Please output every line of the material as it stands, without the pictures.
--------------------------------
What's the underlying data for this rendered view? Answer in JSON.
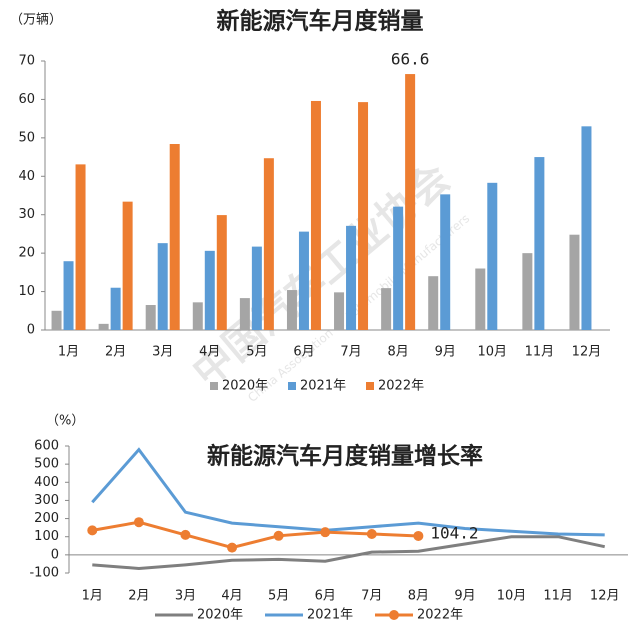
{
  "watermark": [
    "中国汽车工业协会",
    "China Association of Automobile Manufacturers"
  ],
  "chart_data": [
    {
      "type": "bar",
      "title": "新能源汽车月度销量",
      "y_label": "（万辆）",
      "categories": [
        "1月",
        "2月",
        "3月",
        "4月",
        "5月",
        "6月",
        "7月",
        "8月",
        "9月",
        "10月",
        "11月",
        "12月"
      ],
      "series": [
        {
          "name": "2020年",
          "color": "#a5a5a5",
          "values": [
            5.0,
            1.6,
            6.5,
            7.2,
            8.3,
            10.4,
            9.8,
            10.9,
            14.0,
            16.0,
            20.0,
            24.8
          ]
        },
        {
          "name": "2021年",
          "color": "#5b9bd5",
          "values": [
            17.9,
            11.0,
            22.6,
            20.6,
            21.7,
            25.6,
            27.1,
            32.1,
            35.3,
            38.3,
            45.0,
            53.0
          ]
        },
        {
          "name": "2022年",
          "color": "#ed7d31",
          "values": [
            43.1,
            33.4,
            48.4,
            29.9,
            44.7,
            59.6,
            59.3,
            66.6,
            null,
            null,
            null,
            null
          ],
          "value_labels": [
            null,
            null,
            null,
            null,
            null,
            null,
            null,
            "66.6",
            null,
            null,
            null,
            null
          ]
        }
      ],
      "ylim": [
        0,
        70
      ],
      "yticks": [
        0,
        10,
        20,
        30,
        40,
        50,
        60,
        70
      ],
      "legend": "bottom"
    },
    {
      "type": "line",
      "title": "新能源汽车月度销量增长率",
      "y_label": "（%）",
      "categories": [
        "1月",
        "2月",
        "3月",
        "4月",
        "5月",
        "6月",
        "7月",
        "8月",
        "9月",
        "10月",
        "11月",
        "12月"
      ],
      "series": [
        {
          "name": "2020年",
          "color": "#7f7f7f",
          "values": [
            -55,
            -75,
            -55,
            -30,
            -25,
            -35,
            15,
            20,
            60,
            100,
            100,
            45
          ]
        },
        {
          "name": "2021年",
          "color": "#5b9bd5",
          "values": [
            290,
            580,
            235,
            175,
            155,
            135,
            155,
            175,
            145,
            130,
            115,
            110
          ]
        },
        {
          "name": "2022年",
          "color": "#ed7d31",
          "markers": true,
          "values": [
            135,
            180,
            110,
            40,
            105,
            125,
            115,
            104.2,
            null,
            null,
            null,
            null
          ],
          "value_labels": [
            null,
            null,
            null,
            null,
            null,
            null,
            null,
            "104.2",
            null,
            null,
            null,
            null
          ]
        }
      ],
      "ylim": [
        -100,
        600
      ],
      "yticks": [
        -100,
        0,
        100,
        200,
        300,
        400,
        500,
        600
      ],
      "legend": "bottom"
    }
  ]
}
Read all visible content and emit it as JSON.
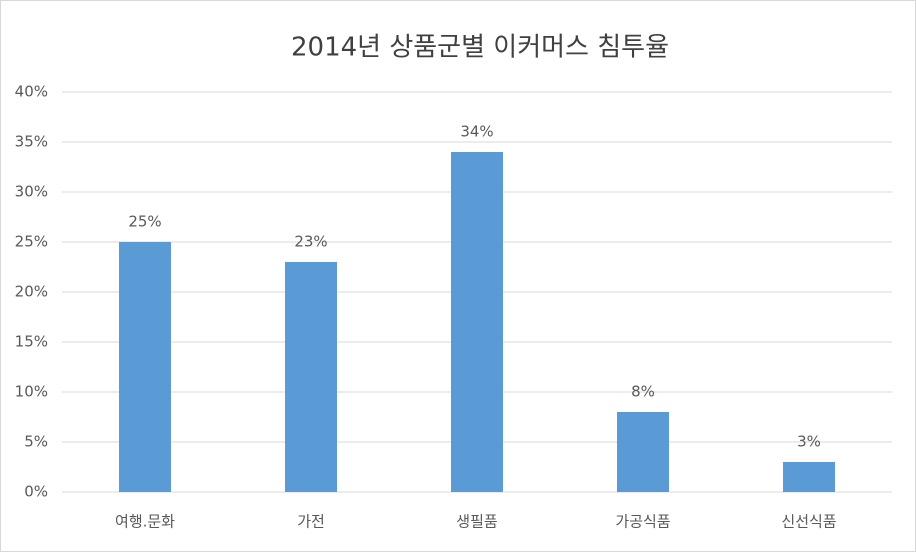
--------------------------------
— Written answer —
What's the underlying data for this rendered view? Answer in JSON.
{
  "watermark": [
    "中国汽车工业协会",
    "China Association of Automobile Manufacturers"
  ],
  "chart_data": [
    {
      "type": "bar",
      "title": "新能源汽车月度销量",
      "y_label": "（万辆）",
      "categories": [
        "1月",
        "2月",
        "3月",
        "4月",
        "5月",
        "6月",
        "7月",
        "8月",
        "9月",
        "10月",
        "11月",
        "12月"
      ],
      "series": [
        {
          "name": "2020年",
          "color": "#a5a5a5",
          "values": [
            5.0,
            1.6,
            6.5,
            7.2,
            8.3,
            10.4,
            9.8,
            10.9,
            14.0,
            16.0,
            20.0,
            24.8
          ]
        },
        {
          "name": "2021年",
          "color": "#5b9bd5",
          "values": [
            17.9,
            11.0,
            22.6,
            20.6,
            21.7,
            25.6,
            27.1,
            32.1,
            35.3,
            38.3,
            45.0,
            53.0
          ]
        },
        {
          "name": "2022年",
          "color": "#ed7d31",
          "values": [
            43.1,
            33.4,
            48.4,
            29.9,
            44.7,
            59.6,
            59.3,
            66.6,
            null,
            null,
            null,
            null
          ],
          "value_labels": [
            null,
            null,
            null,
            null,
            null,
            null,
            null,
            "66.6",
            null,
            null,
            null,
            null
          ]
        }
      ],
      "ylim": [
        0,
        70
      ],
      "yticks": [
        0,
        10,
        20,
        30,
        40,
        50,
        60,
        70
      ],
      "legend": "bottom"
    },
    {
      "type": "line",
      "title": "新能源汽车月度销量增长率",
      "y_label": "（%）",
      "categories": [
        "1月",
        "2月",
        "3月",
        "4月",
        "5月",
        "6月",
        "7月",
        "8月",
        "9月",
        "10月",
        "11月",
        "12月"
      ],
      "series": [
        {
          "name": "2020年",
          "color": "#7f7f7f",
          "values": [
            -55,
            -75,
            -55,
            -30,
            -25,
            -35,
            15,
            20,
            60,
            100,
            100,
            45
          ]
        },
        {
          "name": "2021年",
          "color": "#5b9bd5",
          "values": [
            290,
            580,
            235,
            175,
            155,
            135,
            155,
            175,
            145,
            130,
            115,
            110
          ]
        },
        {
          "name": "2022年",
          "color": "#ed7d31",
          "markers": true,
          "values": [
            135,
            180,
            110,
            40,
            105,
            125,
            115,
            104.2,
            null,
            null,
            null,
            null
          ],
          "value_labels": [
            null,
            null,
            null,
            null,
            null,
            null,
            null,
            "104.2",
            null,
            null,
            null,
            null
          ]
        }
      ],
      "ylim": [
        -100,
        600
      ],
      "yticks": [
        -100,
        0,
        100,
        200,
        300,
        400,
        500,
        600
      ],
      "legend": "bottom"
    }
  ]
}
Read all visible content and emit it as JSON.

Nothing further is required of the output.